___ Passage provided
In my first blog of this series, I described what architecture principles are and what they should consist of. The second was about how are they created and used in context of decision making. This third and final blog in this series, is about ethics and their relation to architecture principles.

Philosophy and ethics are not your day-to-day topics, especially when you think of a profession that is embedded in a mainly technology driven IT sector. However, we use ethics in our life every day and hour.

Ethics is applying moral values in our daily decision making. Because all enterprise decisions affect people, and because we as architects facilitate good decision making as a profession, we should be aware of moral values and how they steer decision making.

Don’t be afraid of a bit of theory, I will try to make it accessible and practical!

A short introduction to ethics

Decisions are made by everybody all the time, mostly subconsciously. Architects are typically involved when there is deliberate, rational decision making. Supported by our architecture principles. Deliberate, rational decision-making is “expensive” in time and effort, hence in our case it is mainly done on a subset of management or organisation design decisions that have a major impact on the enterprise and its employees. Such as investment decisions, ranking a portfolio, personnel changes, organisation structure development etcetera.
______
§ Task list
- A) Rewrite the paragraph of the blog excerpt that begins "Decisions are made by everybody" as a short bulleted list that keeps its main facts.
- B) How does the blog excerpt define ethics?
- C) Does the blog excerpt support each statement? Answer yes or no for each, and quote the words that decide it.
(i) The third blog is the last one in the series.
(ii) The second blog explained what architecture principles should consist of.
(iii) Architects are typically involved in subconscious decision making.
The records are not needed here.
___ Recorded information
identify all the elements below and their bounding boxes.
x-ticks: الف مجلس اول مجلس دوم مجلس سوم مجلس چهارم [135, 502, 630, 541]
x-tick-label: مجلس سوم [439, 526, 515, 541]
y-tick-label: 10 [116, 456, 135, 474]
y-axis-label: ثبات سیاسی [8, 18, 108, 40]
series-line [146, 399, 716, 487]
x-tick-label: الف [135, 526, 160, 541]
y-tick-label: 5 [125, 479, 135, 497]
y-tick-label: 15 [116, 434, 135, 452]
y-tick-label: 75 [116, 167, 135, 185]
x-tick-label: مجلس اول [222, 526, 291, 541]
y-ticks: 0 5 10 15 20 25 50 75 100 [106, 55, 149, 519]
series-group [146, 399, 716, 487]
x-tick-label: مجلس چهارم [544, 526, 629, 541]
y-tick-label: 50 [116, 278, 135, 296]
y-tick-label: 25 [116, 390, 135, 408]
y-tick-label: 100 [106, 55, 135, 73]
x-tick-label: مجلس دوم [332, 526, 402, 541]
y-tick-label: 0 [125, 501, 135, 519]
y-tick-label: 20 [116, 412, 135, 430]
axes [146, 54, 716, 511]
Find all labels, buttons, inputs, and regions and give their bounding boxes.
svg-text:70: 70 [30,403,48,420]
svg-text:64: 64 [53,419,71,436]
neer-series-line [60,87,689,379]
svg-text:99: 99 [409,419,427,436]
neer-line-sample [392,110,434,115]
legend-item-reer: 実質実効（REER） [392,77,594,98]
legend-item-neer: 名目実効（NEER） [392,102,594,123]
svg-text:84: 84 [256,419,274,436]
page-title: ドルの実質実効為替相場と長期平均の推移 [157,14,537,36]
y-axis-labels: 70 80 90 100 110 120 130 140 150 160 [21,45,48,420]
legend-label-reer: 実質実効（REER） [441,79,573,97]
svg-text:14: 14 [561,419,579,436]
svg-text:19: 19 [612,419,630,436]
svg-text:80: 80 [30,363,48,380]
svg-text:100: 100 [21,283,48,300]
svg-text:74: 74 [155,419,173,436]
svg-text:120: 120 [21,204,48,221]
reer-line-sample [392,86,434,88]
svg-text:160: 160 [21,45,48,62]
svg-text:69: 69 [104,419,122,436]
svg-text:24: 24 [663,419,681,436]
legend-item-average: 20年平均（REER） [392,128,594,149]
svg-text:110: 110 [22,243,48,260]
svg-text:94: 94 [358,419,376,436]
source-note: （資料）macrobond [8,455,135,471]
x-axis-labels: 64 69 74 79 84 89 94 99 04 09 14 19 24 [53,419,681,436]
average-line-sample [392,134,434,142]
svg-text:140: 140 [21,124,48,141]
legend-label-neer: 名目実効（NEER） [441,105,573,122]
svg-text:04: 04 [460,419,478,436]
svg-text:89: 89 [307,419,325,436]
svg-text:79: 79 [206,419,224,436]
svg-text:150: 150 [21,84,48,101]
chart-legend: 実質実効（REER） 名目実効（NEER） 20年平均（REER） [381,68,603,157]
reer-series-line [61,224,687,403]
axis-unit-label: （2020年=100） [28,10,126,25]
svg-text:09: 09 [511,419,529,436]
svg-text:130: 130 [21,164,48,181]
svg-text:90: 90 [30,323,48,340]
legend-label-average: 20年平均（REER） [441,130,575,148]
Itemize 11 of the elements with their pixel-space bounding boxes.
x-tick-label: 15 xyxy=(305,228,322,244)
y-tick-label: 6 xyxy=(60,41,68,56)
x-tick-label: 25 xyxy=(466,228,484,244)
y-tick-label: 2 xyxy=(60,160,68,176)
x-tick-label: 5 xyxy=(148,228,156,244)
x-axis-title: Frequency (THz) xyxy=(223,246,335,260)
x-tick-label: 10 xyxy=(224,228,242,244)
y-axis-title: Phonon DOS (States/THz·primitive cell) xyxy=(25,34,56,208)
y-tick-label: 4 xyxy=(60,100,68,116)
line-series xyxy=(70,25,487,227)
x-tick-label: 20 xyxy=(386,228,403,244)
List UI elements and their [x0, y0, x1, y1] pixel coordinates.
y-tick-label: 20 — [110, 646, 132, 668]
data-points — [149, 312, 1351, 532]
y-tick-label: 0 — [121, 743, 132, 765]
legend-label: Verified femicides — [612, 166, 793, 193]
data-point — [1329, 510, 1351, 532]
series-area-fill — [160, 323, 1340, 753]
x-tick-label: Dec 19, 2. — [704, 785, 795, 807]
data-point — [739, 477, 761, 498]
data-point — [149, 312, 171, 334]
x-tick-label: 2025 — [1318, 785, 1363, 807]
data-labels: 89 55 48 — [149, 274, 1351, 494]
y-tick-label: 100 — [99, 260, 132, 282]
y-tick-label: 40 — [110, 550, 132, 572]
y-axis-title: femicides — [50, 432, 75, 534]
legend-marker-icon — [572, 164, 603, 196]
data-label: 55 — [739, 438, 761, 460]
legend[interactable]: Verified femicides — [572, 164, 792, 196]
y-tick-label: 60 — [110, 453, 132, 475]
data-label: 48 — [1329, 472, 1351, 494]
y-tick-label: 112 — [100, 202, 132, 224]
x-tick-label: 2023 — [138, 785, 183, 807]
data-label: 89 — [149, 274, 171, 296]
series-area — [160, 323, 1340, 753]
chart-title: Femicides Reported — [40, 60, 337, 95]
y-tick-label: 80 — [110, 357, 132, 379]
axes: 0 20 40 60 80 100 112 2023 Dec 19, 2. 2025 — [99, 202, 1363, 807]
______
§ Results by task
- A)
- Everyone makes decisions all the time, mostly subconsciously.
- Architects are typically involved in deliberate, rational decision making, which architecture principles support.
- Because this kind of decision making is costly in time and effort, it is mainly used for a subset of management or organization design decisions that strongly affect the enterprise and its employees.
- Examples include investment decisions, ranking a portfolio, personnel changes and organization structure development.

- B) Ethics is applying moral values in our daily decision making.

- C)
(i) Yes: "This third and final blog in this series"
(ii) No: "In my first blog of this series, I described what architecture principles are and what they should consist of."
(iii) No: "Architects are typically involved when there is deliberate, rational decision making."